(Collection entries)
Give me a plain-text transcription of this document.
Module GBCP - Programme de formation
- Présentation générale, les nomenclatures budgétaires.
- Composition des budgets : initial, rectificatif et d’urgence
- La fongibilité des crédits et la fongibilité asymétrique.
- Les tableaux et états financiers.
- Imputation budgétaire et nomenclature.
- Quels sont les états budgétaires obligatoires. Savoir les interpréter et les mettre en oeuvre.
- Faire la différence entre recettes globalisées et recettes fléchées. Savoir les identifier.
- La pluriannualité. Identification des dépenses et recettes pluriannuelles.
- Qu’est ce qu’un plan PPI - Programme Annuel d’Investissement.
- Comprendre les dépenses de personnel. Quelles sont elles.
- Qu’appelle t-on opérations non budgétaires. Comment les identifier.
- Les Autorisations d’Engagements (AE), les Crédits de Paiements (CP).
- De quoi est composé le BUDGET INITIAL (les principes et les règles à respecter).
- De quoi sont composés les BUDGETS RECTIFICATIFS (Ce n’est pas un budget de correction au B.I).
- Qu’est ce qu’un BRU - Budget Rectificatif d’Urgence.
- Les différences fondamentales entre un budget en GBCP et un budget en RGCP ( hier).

* The request *
Tally up the lines in the records that contain the word "états" and give only the total.

* Result *
2